** START **

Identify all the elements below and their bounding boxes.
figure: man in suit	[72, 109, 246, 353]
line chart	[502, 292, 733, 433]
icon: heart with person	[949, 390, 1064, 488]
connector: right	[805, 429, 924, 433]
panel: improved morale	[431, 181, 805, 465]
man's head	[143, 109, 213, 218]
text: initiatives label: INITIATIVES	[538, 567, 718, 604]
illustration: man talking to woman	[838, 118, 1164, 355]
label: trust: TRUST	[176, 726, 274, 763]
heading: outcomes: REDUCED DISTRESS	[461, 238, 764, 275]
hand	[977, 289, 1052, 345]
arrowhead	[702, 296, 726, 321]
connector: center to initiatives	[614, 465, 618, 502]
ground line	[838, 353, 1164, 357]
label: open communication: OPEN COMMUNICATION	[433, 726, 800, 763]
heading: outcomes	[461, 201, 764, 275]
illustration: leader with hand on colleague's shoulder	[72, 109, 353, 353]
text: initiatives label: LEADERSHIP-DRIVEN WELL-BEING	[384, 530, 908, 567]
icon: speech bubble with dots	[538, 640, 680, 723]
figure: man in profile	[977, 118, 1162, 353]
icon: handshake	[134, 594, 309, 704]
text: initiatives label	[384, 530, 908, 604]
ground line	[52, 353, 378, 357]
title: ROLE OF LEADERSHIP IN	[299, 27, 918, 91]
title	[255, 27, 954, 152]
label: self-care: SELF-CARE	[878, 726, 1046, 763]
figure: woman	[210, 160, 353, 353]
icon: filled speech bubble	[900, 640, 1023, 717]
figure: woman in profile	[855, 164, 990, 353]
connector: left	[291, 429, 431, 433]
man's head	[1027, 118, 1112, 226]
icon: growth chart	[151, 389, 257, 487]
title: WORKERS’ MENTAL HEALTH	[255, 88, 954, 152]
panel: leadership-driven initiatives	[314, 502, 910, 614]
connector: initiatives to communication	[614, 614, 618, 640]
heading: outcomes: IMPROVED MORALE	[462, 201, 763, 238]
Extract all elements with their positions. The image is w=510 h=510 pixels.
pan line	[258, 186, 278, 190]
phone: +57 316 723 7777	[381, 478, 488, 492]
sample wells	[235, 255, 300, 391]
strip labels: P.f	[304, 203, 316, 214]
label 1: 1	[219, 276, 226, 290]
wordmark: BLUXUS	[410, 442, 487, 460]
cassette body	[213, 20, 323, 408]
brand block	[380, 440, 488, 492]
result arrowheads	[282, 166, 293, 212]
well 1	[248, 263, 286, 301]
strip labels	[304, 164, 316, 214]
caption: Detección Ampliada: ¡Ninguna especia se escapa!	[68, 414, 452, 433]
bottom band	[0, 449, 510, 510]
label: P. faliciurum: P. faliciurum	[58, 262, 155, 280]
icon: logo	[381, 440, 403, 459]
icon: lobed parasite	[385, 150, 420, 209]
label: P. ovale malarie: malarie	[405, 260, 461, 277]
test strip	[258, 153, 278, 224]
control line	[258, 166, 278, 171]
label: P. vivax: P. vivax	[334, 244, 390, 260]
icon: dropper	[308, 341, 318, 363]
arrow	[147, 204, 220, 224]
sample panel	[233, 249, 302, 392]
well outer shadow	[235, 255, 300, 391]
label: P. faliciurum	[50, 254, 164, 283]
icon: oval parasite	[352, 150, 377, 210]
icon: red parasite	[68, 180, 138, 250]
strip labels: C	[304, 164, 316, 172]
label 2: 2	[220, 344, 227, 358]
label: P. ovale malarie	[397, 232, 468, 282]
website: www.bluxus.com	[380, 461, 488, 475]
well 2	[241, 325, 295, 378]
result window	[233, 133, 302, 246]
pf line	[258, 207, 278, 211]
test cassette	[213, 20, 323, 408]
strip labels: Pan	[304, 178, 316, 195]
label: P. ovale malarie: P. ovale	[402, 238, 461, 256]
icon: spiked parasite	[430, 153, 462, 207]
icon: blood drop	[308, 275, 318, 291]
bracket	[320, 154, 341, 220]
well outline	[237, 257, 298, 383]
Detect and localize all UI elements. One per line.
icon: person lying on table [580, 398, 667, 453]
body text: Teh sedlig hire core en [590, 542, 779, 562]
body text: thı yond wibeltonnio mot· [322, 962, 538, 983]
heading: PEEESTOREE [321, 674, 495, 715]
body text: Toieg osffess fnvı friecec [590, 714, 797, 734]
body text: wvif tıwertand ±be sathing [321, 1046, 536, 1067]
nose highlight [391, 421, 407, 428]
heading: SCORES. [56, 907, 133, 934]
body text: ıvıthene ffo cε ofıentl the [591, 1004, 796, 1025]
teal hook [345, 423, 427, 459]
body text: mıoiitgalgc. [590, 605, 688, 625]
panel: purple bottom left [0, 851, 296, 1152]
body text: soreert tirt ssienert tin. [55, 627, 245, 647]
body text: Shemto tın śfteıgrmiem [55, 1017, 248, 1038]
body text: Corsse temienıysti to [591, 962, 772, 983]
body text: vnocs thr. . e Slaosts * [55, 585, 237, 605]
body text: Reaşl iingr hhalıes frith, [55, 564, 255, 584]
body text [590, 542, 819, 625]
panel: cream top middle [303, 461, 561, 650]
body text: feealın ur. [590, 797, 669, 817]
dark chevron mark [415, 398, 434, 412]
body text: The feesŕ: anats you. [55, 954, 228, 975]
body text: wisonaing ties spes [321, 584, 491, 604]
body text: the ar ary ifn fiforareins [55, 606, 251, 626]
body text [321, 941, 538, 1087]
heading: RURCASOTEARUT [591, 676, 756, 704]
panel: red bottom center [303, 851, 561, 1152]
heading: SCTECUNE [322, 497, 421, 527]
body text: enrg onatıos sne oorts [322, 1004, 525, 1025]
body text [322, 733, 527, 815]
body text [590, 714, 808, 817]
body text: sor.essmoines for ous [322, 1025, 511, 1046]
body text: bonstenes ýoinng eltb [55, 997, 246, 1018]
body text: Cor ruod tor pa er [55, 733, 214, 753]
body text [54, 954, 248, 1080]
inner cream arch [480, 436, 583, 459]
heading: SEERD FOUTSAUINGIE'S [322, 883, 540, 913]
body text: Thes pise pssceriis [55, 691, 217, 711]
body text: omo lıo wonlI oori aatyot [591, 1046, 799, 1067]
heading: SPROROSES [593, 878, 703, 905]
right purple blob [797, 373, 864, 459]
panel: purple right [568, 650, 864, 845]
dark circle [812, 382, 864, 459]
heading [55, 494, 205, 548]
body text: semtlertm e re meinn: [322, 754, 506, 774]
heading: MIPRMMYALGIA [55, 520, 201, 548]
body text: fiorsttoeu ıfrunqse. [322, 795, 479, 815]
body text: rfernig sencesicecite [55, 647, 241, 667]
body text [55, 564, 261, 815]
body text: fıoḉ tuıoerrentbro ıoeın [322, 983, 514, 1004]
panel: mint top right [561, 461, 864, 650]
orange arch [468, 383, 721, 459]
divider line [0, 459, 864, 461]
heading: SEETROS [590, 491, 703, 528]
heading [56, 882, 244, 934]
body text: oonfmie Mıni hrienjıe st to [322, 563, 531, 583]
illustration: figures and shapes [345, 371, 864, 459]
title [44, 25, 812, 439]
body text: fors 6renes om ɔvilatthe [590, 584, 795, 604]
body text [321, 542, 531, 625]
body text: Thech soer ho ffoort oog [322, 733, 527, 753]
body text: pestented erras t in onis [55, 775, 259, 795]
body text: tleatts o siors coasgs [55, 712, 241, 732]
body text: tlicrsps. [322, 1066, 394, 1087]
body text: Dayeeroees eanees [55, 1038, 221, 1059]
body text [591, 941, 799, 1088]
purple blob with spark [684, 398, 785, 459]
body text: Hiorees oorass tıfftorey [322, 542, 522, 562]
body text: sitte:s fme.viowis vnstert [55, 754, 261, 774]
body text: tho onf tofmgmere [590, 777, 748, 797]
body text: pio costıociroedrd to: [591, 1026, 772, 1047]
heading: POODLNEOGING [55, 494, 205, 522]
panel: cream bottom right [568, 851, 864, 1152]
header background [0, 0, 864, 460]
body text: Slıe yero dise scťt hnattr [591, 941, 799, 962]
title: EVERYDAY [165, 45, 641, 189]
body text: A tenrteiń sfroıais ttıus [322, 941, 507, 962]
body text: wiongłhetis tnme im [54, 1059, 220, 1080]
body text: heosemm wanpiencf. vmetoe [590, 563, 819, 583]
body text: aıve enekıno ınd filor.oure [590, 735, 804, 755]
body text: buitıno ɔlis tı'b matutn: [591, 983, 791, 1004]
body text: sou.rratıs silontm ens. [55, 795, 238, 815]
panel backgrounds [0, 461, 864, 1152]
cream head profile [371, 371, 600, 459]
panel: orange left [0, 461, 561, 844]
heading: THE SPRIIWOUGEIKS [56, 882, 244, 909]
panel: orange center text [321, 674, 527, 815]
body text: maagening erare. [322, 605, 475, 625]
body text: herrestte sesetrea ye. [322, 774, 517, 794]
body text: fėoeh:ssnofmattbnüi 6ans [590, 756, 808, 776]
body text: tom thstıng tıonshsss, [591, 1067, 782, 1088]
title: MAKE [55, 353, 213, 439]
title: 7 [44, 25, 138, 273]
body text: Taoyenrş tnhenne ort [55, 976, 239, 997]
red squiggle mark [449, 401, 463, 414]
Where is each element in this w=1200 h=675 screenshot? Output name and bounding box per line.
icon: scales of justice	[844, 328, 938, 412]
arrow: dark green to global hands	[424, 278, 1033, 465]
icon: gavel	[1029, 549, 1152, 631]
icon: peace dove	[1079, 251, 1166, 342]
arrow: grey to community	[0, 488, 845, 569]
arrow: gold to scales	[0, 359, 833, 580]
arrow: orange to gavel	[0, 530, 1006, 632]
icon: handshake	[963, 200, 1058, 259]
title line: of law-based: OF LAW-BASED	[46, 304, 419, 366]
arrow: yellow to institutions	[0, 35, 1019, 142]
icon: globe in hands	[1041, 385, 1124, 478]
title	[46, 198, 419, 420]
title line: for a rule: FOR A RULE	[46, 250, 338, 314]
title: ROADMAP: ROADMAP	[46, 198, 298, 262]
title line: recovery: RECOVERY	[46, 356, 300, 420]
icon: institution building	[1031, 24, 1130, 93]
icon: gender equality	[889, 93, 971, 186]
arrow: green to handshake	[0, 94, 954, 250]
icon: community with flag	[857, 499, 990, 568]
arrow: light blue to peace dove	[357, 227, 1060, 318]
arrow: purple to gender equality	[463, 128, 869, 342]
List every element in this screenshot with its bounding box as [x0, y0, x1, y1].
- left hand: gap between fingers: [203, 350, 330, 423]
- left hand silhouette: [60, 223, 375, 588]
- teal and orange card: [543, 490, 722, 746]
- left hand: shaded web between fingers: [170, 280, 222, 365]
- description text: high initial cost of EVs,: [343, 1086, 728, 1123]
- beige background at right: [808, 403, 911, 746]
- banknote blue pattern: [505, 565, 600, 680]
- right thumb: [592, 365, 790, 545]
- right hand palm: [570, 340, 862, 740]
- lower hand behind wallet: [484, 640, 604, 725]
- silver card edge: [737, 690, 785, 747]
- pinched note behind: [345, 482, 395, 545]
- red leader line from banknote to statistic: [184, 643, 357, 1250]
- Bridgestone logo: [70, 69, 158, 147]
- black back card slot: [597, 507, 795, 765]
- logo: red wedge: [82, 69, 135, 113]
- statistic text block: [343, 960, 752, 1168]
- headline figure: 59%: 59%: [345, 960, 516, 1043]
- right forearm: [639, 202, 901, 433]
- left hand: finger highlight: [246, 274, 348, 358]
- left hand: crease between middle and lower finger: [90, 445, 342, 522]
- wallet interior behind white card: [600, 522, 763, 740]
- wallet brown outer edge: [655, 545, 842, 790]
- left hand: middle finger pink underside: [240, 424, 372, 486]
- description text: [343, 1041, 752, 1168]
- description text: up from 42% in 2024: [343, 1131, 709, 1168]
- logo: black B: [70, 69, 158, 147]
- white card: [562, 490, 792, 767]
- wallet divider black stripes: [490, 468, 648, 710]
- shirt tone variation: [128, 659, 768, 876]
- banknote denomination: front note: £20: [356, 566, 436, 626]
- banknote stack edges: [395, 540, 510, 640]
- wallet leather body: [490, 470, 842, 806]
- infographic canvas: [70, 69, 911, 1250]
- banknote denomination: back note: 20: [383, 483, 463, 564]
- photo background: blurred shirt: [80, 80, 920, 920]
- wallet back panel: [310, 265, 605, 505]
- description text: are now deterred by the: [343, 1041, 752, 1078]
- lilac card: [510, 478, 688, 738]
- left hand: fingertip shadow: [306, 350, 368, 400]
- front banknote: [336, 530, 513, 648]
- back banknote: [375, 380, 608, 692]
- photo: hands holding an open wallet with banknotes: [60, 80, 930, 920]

** END **

- _Problem to work on_: Reproduce verbatim the lines of the data from its first line through the line containing "title: WORKERS’ MENTAL", including both of those lines.

- _Finished task_:
Identify all the elements below and their bounding boxes.
figure: man in suit	[72, 109, 246, 353]
line chart	[502, 292, 733, 433]
icon: heart with person	[949, 390, 1064, 488]
connector: right	[805, 429, 924, 433]
panel: improved morale	[431, 181, 805, 465]
man's head	[143, 109, 213, 218]
text: initiatives label: INITIATIVES	[538, 567, 718, 604]
illustration: man talking to woman	[838, 118, 1164, 355]
label: trust: TRUST	[176, 726, 274, 763]
heading: outcomes: REDUCED DISTRESS	[461, 238, 764, 275]
hand	[977, 289, 1052, 345]
arrowhead	[702, 296, 726, 321]
connector: center to initiatives	[614, 465, 618, 502]
ground line	[838, 353, 1164, 357]
label: open communication: OPEN COMMUNICATION	[433, 726, 800, 763]
heading: outcomes	[461, 201, 764, 275]
illustration: leader with hand on colleague's shoulder	[72, 109, 353, 353]
text: initiatives label: LEADERSHIP-DRIVEN WELL-BEING	[384, 530, 908, 567]
icon: speech bubble with dots	[538, 640, 680, 723]
figure: man in profile	[977, 118, 1162, 353]
icon: handshake	[134, 594, 309, 704]
text: initiatives label	[384, 530, 908, 604]
ground line	[52, 353, 378, 357]
title: ROLE OF LEADERSHIP IN	[299, 27, 918, 91]
title	[255, 27, 954, 152]
label: self-care: SELF-CARE	[878, 726, 1046, 763]
figure: woman	[210, 160, 353, 353]
icon: filled speech bubble	[900, 640, 1023, 717]
figure: woman in profile	[855, 164, 990, 353]
connector: left	[291, 429, 431, 433]
man's head	[1027, 118, 1112, 226]
icon: growth chart	[151, 389, 257, 487]
title: WORKERS’ MENTAL HEALTH	[255, 88, 954, 152]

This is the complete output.